MATERIAL PROVIDED section start

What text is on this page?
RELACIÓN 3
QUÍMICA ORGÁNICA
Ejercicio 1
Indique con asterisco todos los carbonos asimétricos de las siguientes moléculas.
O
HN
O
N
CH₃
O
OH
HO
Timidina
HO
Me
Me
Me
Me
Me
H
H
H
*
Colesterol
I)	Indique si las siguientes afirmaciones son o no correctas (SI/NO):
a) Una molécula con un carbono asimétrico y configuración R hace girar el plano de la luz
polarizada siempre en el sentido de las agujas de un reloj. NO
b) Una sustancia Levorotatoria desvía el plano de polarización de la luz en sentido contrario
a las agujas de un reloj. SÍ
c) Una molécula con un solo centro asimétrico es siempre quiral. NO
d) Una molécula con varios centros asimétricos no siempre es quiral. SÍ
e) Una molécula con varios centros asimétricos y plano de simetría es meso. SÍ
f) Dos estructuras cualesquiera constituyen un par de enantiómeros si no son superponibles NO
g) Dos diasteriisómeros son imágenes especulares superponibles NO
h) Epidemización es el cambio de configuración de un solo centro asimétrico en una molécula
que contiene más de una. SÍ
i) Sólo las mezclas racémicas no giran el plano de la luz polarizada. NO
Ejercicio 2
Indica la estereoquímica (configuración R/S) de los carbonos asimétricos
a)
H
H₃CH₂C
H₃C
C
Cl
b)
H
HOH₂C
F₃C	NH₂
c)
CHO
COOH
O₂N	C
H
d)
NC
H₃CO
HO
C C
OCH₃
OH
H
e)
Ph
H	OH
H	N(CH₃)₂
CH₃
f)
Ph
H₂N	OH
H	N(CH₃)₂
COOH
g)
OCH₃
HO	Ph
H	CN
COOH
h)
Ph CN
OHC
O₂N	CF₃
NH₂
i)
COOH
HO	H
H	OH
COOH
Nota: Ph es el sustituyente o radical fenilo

MATERIAL PROVIDED section end

_REQUIREMENT_
Each record above, in full: retype it verbatim.

_OUTPUT_
What text is on this page?
RELACIÓN 3
QUÍMICA ORGÁNICA
Ejercicio 1
Indique con asterisco todos los carbonos asimétricos de las siguientes moléculas.
O
HN
O
N
CH₃
O
OH
HO
Timidina
HO
Me
Me
Me
Me
Me
H
H
H
*
Colesterol
I)	Indique si las siguientes afirmaciones son o no correctas (SI/NO):
a) Una molécula con un carbono asimétrico y configuración R hace girar el plano de la luz
polarizada siempre en el sentido de las agujas de un reloj. NO
b) Una sustancia Levorotatoria desvía el plano de polarización de la luz en sentido contrario
a las agujas de un reloj. SÍ
c) Una molécula con un solo centro asimétrico es siempre quiral. NO
d) Una molécula con varios centros asimétricos no siempre es quiral. SÍ
e) Una molécula con varios centros asimétricos y plano de simetría es meso. SÍ
f) Dos estructuras cualesquiera constituyen un par de enantiómeros si no son superponibles NO
g) Dos diasteriisómeros son imágenes especulares superponibles NO
h) Epidemización es el cambio de configuración de un solo centro asimétrico en una molécula
que contiene más de una. SÍ
i) Sólo las mezclas racémicas no giran el plano de la luz polarizada. NO
Ejercicio 2
Indica la estereoquímica (configuración R/S) de los carbonos asimétricos
a)
H
H₃CH₂C
H₃C
C
Cl
b)
H
HOH₂C
F₃C	NH₂
c)
CHO
COOH
O₂N	C
H
d)
NC
H₃CO
HO
C C
OCH₃
OH
H
e)
Ph
H	OH
H	N(CH₃)₂
CH₃
f)
Ph
H₂N	OH
H	N(CH₃)₂
COOH
g)
OCH₃
HO	Ph
H	CN
COOH
h)
Ph CN
OHC
O₂N	CF₃
NH₂
i)
COOH
HO	H
H	OH
COOH
Nota: Ph es el sustituyente o radical fenilo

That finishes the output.